**The request:**
Reproduce all the entries exactly.

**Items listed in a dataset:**
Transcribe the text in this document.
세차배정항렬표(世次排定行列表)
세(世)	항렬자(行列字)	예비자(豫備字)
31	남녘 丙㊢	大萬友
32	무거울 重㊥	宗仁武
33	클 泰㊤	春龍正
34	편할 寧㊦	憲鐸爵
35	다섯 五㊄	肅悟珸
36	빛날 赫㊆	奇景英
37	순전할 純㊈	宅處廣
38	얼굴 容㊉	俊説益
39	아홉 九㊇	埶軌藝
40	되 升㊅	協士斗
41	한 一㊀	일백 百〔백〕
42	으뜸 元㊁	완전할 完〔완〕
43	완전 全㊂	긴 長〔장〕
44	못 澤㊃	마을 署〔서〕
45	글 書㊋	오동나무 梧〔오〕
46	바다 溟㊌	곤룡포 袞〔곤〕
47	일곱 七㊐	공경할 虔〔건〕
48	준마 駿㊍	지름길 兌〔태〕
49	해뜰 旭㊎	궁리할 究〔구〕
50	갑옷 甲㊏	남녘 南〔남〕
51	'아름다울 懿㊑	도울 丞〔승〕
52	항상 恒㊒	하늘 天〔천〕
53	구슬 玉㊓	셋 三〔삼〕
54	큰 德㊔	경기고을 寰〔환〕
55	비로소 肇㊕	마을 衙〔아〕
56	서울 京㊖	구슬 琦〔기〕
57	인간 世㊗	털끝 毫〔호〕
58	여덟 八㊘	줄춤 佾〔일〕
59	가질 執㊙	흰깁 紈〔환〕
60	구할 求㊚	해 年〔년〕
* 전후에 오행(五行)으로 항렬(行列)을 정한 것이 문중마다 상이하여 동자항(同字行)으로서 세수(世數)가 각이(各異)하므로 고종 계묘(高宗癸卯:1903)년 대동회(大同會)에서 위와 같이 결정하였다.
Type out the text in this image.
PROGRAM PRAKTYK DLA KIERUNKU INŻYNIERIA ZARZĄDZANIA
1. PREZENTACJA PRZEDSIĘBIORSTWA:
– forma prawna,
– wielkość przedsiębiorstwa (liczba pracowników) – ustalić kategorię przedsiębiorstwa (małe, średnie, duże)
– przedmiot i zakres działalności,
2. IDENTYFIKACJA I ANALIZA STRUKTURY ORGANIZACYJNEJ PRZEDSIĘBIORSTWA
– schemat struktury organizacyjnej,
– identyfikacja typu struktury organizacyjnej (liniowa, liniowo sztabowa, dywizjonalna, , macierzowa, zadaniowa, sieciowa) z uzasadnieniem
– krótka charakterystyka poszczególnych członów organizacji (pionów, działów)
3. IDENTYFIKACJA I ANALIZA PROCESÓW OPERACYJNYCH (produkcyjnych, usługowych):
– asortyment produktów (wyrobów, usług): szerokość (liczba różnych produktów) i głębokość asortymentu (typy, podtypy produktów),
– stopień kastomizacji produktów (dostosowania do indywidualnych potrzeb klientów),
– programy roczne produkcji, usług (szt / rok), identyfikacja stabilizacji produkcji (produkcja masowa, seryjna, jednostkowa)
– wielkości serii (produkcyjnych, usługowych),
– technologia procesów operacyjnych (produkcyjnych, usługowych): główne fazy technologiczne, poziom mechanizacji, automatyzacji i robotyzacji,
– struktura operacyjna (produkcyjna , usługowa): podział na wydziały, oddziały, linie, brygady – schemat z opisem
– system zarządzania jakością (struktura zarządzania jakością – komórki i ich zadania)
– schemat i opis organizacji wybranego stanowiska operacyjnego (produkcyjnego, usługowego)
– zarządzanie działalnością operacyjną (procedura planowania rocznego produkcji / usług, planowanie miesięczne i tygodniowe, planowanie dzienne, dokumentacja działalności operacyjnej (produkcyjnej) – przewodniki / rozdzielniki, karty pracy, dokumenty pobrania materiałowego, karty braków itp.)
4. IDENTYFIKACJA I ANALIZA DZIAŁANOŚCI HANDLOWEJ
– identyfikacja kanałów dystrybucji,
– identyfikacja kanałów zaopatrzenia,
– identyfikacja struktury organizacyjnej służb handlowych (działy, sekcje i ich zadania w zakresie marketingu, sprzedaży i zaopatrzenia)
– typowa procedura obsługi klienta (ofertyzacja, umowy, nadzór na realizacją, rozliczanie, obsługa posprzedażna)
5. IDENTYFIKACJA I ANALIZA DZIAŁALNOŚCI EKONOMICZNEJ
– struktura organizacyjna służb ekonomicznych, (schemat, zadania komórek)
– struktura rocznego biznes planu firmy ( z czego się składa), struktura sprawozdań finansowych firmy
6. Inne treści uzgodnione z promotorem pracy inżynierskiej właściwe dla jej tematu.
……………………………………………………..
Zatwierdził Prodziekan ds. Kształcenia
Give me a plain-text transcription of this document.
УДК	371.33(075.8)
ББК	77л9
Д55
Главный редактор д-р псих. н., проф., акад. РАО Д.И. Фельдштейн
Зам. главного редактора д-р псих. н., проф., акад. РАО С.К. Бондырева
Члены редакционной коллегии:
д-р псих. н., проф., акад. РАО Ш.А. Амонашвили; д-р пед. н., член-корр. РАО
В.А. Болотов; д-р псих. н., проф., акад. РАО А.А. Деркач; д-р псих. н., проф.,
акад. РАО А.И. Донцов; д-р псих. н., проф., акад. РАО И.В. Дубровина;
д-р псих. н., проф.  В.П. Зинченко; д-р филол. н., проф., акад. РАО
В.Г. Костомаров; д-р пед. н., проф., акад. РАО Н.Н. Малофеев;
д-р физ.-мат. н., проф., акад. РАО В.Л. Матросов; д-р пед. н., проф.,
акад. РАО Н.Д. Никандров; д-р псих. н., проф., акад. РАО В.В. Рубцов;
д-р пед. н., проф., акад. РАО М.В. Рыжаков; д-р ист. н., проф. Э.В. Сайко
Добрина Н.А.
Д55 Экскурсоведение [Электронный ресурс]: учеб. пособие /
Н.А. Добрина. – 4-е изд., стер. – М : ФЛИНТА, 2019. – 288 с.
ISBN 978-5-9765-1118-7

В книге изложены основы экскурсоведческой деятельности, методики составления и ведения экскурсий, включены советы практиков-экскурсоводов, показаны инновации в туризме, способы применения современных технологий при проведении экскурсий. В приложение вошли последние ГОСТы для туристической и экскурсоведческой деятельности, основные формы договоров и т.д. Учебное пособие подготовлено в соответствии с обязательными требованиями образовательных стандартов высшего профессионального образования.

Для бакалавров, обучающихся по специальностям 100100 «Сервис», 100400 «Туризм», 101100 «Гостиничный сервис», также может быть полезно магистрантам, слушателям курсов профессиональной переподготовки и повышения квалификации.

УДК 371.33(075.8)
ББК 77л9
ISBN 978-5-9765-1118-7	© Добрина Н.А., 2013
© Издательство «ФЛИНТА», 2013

**Worked solution:**
Transcribe the text in this document.
세차배정항렬표(世次排定行列表)
세(世)	항렬자(行列字)	예비자(豫備字)
31	남녘 丙㊢	大萬友
32	무거울 重㊥	宗仁武
33	클 泰㊤	春龍正
34	편할 寧㊦	憲鐸爵
35	다섯 五㊄	肅悟珸
36	빛날 赫㊆	奇景英
37	순전할 純㊈	宅處廣
38	얼굴 容㊉	俊説益
39	아홉 九㊇	埶軌藝
40	되 升㊅	協士斗
41	한 一㊀	일백 百〔백〕
42	으뜸 元㊁	완전할 完〔완〕
43	완전 全㊂	긴 長〔장〕
44	못 澤㊃	마을 署〔서〕
45	글 書㊋	오동나무 梧〔오〕
46	바다 溟㊌	곤룡포 袞〔곤〕
47	일곱 七㊐	공경할 虔〔건〕
48	준마 駿㊍	지름길 兌〔태〕
49	해뜰 旭㊎	궁리할 究〔구〕
50	갑옷 甲㊏	남녘 南〔남〕
51	'아름다울 懿㊑	도울 丞〔승〕
52	항상 恒㊒	하늘 天〔천〕
53	구슬 玉㊓	셋 三〔삼〕
54	큰 德㊔	경기고을 寰〔환〕
55	비로소 肇㊕	마을 衙〔아〕
56	서울 京㊖	구슬 琦〔기〕
57	인간 世㊗	털끝 毫〔호〕
58	여덟 八㊘	줄춤 佾〔일〕
59	가질 執㊙	흰깁 紈〔환〕
60	구할 求㊚	해 年〔년〕
* 전후에 오행(五行)으로 항렬(行列)을 정한 것이 문중마다 상이하여 동자항(同字行)으로서 세수(世數)가 각이(各異)하므로 고종 계묘(高宗癸卯:1903)년 대동회(大同會)에서 위와 같이 결정하였다.
Type out the text in this image.
PROGRAM PRAKTYK DLA KIERUNKU INŻYNIERIA ZARZĄDZANIA
1. PREZENTACJA PRZEDSIĘBIORSTWA:
– forma prawna,
– wielkość przedsiębiorstwa (liczba pracowników) – ustalić kategorię przedsiębiorstwa (małe, średnie, duże)
– przedmiot i zakres działalności,
2. IDENTYFIKACJA I ANALIZA STRUKTURY ORGANIZACYJNEJ PRZEDSIĘBIORSTWA
– schemat struktury organizacyjnej,
– identyfikacja typu struktury organizacyjnej (liniowa, liniowo sztabowa, dywizjonalna, , macierzowa, zadaniowa, sieciowa) z uzasadnieniem
– krótka charakterystyka poszczególnych członów organizacji (pionów, działów)
3. IDENTYFIKACJA I ANALIZA PROCESÓW OPERACYJNYCH (produkcyjnych, usługowych):
– asortyment produktów (wyrobów, usług): szerokość (liczba różnych produktów) i głębokość asortymentu (typy, podtypy produktów),
– stopień kastomizacji produktów (dostosowania do indywidualnych potrzeb klientów),
– programy roczne produkcji, usług (szt / rok), identyfikacja stabilizacji produkcji (produkcja masowa, seryjna, jednostkowa)
– wielkości serii (produkcyjnych, usługowych),
– technologia procesów operacyjnych (produkcyjnych, usługowych): główne fazy technologiczne, poziom mechanizacji, automatyzacji i robotyzacji,
– struktura operacyjna (produkcyjna , usługowa): podział na wydziały, oddziały, linie, brygady – schemat z opisem
– system zarządzania jakością (struktura zarządzania jakością – komórki i ich zadania)
– schemat i opis organizacji wybranego stanowiska operacyjnego (produkcyjnego, usługowego)
– zarządzanie działalnością operacyjną (procedura planowania rocznego produkcji / usług, planowanie miesięczne i tygodniowe, planowanie dzienne, dokumentacja działalności operacyjnej (produkcyjnej) – przewodniki / rozdzielniki, karty pracy, dokumenty pobrania materiałowego, karty braków itp.)
4. IDENTYFIKACJA I ANALIZA DZIAŁANOŚCI HANDLOWEJ
– identyfikacja kanałów dystrybucji,
– identyfikacja kanałów zaopatrzenia,
– identyfikacja struktury organizacyjnej służb handlowych (działy, sekcje i ich zadania w zakresie marketingu, sprzedaży i zaopatrzenia)
– typowa procedura obsługi klienta (ofertyzacja, umowy, nadzór na realizacją, rozliczanie, obsługa posprzedażna)
5. IDENTYFIKACJA I ANALIZA DZIAŁALNOŚCI EKONOMICZNEJ
– struktura organizacyjna służb ekonomicznych, (schemat, zadania komórek)
– struktura rocznego biznes planu firmy ( z czego się składa), struktura sprawozdań finansowych firmy
6. Inne treści uzgodnione z promotorem pracy inżynierskiej właściwe dla jej tematu.
……………………………………………………..
Zatwierdził Prodziekan ds. Kształcenia
Give me a plain-text transcription of this document.
УДК	371.33(075.8)
ББК	77л9
Д55
Главный редактор д-р псих. н., проф., акад. РАО Д.И. Фельдштейн
Зам. главного редактора д-р псих. н., проф., акад. РАО С.К. Бондырева
Члены редакционной коллегии:
д-р псих. н., проф., акад. РАО Ш.А. Амонашвили; д-р пед. н., член-корр. РАО
В.А. Болотов; д-р псих. н., проф., акад. РАО А.А. Деркач; д-р псих. н., проф.,
акад. РАО А.И. Донцов; д-р псих. н., проф., акад. РАО И.В. Дубровина;
д-р псих. н., проф.  В.П. Зинченко; д-р филол. н., проф., акад. РАО
В.Г. Костомаров; д-р пед. н., проф., акад. РАО Н.Н. Малофеев;
д-р физ.-мат. н., проф., акад. РАО В.Л. Матросов; д-р пед. н., проф.,
акад. РАО Н.Д. Никандров; д-р псих. н., проф., акад. РАО В.В. Рубцов;
д-р пед. н., проф., акад. РАО М.В. Рыжаков; д-р ист. н., проф. Э.В. Сайко
Добрина Н.А.
Д55 Экскурсоведение [Электронный ресурс]: учеб. пособие /
Н.А. Добрина. – 4-е изд., стер. – М : ФЛИНТА, 2019. – 288 с.
ISBN 978-5-9765-1118-7

В книге изложены основы экскурсоведческой деятельности, методики составления и ведения экскурсий, включены советы практиков-экскурсоводов, показаны инновации в туризме, способы применения современных технологий при проведении экскурсий. В приложение вошли последние ГОСТы для туристической и экскурсоведческой деятельности, основные формы договоров и т.д. Учебное пособие подготовлено в соответствии с обязательными требованиями образовательных стандартов высшего профессионального образования.

Для бакалавров, обучающихся по специальностям 100100 «Сервис», 100400 «Туризм», 101100 «Гостиничный сервис», также может быть полезно магистрантам, слушателям курсов профессиональной переподготовки и повышения квалификации.

УДК 371.33(075.8)
ББК 77л9
ISBN 978-5-9765-1118-7	© Добрина Н.А., 2013
© Издательство «ФЛИНТА», 2013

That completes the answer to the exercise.